• [What the exercise asks]:
Beginning with the line that contains "Output a JSON", extract each line through the end of the listing below, with no additions or omissions.

• [Record extracts]:

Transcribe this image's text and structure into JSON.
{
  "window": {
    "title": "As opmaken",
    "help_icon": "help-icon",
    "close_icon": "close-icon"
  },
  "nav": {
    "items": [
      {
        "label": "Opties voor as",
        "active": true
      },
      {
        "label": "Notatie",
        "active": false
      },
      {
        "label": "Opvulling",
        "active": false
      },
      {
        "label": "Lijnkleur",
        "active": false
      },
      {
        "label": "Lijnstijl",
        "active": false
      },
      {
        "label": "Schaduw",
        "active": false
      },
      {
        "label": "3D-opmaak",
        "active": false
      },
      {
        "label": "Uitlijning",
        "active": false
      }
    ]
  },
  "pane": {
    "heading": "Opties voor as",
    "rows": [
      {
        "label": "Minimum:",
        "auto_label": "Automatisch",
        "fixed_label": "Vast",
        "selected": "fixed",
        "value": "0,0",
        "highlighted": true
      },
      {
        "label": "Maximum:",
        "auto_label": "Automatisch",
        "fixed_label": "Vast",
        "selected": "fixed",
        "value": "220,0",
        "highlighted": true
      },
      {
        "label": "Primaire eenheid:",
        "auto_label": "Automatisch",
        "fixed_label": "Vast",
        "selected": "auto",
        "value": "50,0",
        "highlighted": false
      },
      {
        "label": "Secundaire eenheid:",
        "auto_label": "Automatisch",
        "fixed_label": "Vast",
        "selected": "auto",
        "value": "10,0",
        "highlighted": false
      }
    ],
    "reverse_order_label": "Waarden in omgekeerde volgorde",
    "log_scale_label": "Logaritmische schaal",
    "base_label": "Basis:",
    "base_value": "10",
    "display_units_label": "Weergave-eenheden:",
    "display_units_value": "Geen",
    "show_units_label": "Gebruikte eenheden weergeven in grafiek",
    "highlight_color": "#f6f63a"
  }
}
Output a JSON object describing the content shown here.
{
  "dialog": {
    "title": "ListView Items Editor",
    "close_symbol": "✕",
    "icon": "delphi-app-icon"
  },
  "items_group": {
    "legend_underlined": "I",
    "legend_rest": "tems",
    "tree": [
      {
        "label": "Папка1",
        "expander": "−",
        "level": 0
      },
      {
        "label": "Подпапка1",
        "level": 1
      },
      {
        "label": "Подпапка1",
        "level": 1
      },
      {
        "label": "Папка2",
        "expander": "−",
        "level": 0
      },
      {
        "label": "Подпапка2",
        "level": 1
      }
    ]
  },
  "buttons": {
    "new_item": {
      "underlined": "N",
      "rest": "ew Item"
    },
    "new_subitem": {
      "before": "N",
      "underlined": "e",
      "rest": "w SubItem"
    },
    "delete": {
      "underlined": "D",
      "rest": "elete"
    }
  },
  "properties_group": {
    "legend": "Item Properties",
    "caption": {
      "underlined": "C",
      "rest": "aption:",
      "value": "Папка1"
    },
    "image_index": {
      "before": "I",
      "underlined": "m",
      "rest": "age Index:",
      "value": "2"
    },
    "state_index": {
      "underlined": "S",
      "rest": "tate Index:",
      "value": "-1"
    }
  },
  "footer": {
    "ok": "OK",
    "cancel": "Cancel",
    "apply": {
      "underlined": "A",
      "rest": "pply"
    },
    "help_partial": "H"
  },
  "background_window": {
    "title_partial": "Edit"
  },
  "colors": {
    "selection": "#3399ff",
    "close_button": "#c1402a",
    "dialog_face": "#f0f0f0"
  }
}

• [Exercise result]:
Output a JSON object describing the content shown here.
{
  "dialog": {
    "title": "ListView Items Editor",
    "close_symbol": "✕",
    "icon": "delphi-app-icon"
  },
  "items_group": {
    "legend_underlined": "I",
    "legend_rest": "tems",
    "tree": [
      {
        "label": "Папка1",
        "expander": "−",
        "level": 0
      },
      {
        "label": "Подпапка1",
        "level": 1
      },
      {
        "label": "Подпапка1",
        "level": 1
      },
      {
        "label": "Папка2",
        "expander": "−",
        "level": 0
      },
      {
        "label": "Подпапка2",
        "level": 1
      }
    ]
  },
  "buttons": {
    "new_item": {
      "underlined": "N",
      "rest": "ew Item"
    },
    "new_subitem": {
      "before": "N",
      "underlined": "e",
      "rest": "w SubItem"
    },
    "delete": {
      "underlined": "D",
      "rest": "elete"
    }
  },
  "properties_group": {
    "legend": "Item Properties",
    "caption": {
      "underlined": "C",
      "rest": "aption:",
      "value": "Папка1"
    },
    "image_index": {
      "before": "I",
      "underlined": "m",
      "rest": "age Index:",
      "value": "2"
    },
    "state_index": {
      "underlined": "S",
      "rest": "tate Index:",
      "value": "-1"
    }
  },
  "footer": {
    "ok": "OK",
    "cancel": "Cancel",
    "apply": {
      "underlined": "A",
      "rest": "pply"
    },
    "help_partial": "H"
  },
  "background_window": {
    "title_partial": "Edit"
  },
  "colors": {
    "selection": "#3399ff",
    "close_button": "#c1402a",
    "dialog_face": "#f0f0f0"
  }
}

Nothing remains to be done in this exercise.